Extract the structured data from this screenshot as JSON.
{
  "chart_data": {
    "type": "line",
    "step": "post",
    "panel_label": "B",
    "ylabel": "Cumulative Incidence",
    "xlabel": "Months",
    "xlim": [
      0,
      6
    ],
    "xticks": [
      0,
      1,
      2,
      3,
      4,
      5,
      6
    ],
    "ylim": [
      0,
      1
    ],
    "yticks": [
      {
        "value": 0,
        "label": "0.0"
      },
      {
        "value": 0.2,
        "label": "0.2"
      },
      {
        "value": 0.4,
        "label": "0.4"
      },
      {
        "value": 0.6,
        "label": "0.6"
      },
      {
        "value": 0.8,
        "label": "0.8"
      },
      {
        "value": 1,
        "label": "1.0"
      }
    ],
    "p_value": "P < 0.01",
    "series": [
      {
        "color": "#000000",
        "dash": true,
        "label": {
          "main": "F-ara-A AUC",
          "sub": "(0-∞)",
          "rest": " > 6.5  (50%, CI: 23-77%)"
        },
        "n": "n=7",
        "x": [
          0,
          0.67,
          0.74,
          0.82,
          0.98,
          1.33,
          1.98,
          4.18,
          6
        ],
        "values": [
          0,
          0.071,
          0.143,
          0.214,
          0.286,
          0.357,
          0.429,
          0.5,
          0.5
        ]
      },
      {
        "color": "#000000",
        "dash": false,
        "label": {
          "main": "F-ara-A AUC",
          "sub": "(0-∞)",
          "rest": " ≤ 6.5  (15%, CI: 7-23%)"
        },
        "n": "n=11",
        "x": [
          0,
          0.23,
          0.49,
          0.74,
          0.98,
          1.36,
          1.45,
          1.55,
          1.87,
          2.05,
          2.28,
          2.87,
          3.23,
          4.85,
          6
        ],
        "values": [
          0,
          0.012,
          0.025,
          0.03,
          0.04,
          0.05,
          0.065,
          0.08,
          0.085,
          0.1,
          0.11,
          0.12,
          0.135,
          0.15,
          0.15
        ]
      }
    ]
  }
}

PROBLEM DESCRIPTION: Transcribe the data above in full, exactly.

WRITTEN REPLY:
Extract the structured data from this screenshot as JSON.
{
  "chart_data": {
    "type": "line",
    "step": "post",
    "panel_label": "B",
    "ylabel": "Cumulative Incidence",
    "xlabel": "Months",
    "xlim": [
      0,
      6
    ],
    "xticks": [
      0,
      1,
      2,
      3,
      4,
      5,
      6
    ],
    "ylim": [
      0,
      1
    ],
    "yticks": [
      {
        "value": 0,
        "label": "0.0"
      },
      {
        "value": 0.2,
        "label": "0.2"
      },
      {
        "value": 0.4,
        "label": "0.4"
      },
      {
        "value": 0.6,
        "label": "0.6"
      },
      {
        "value": 0.8,
        "label": "0.8"
      },
      {
        "value": 1,
        "label": "1.0"
      }
    ],
    "p_value": "P < 0.01",
    "series": [
      {
        "color": "#000000",
        "dash": true,
        "label": {
          "main": "F-ara-A AUC",
          "sub": "(0-∞)",
          "rest": " > 6.5  (50%, CI: 23-77%)"
        },
        "n": "n=7",
        "x": [
          0,
          0.67,
          0.74,
          0.82,
          0.98,
          1.33,
          1.98,
          4.18,
          6
        ],
        "values": [
          0,
          0.071,
          0.143,
          0.214,
          0.286,
          0.357,
          0.429,
          0.5,
          0.5
        ]
      },
      {
        "color": "#000000",
        "dash": false,
        "label": {
          "main": "F-ara-A AUC",
          "sub": "(0-∞)",
          "rest": " ≤ 6.5  (15%, CI: 7-23%)"
        },
        "n": "n=11",
        "x": [
          0,
          0.23,
          0.49,
          0.74,
          0.98,
          1.36,
          1.45,
          1.55,
          1.87,
          2.05,
          2.28,
          2.87,
          3.23,
          4.85,
          6
        ],
        "values": [
          0,
          0.012,
          0.025,
          0.03,
          0.04,
          0.05,
          0.065,
          0.08,
          0.085,
          0.1,
          0.11,
          0.12,
          0.135,
          0.15,
          0.15
        ]
      }
    ]
  }
}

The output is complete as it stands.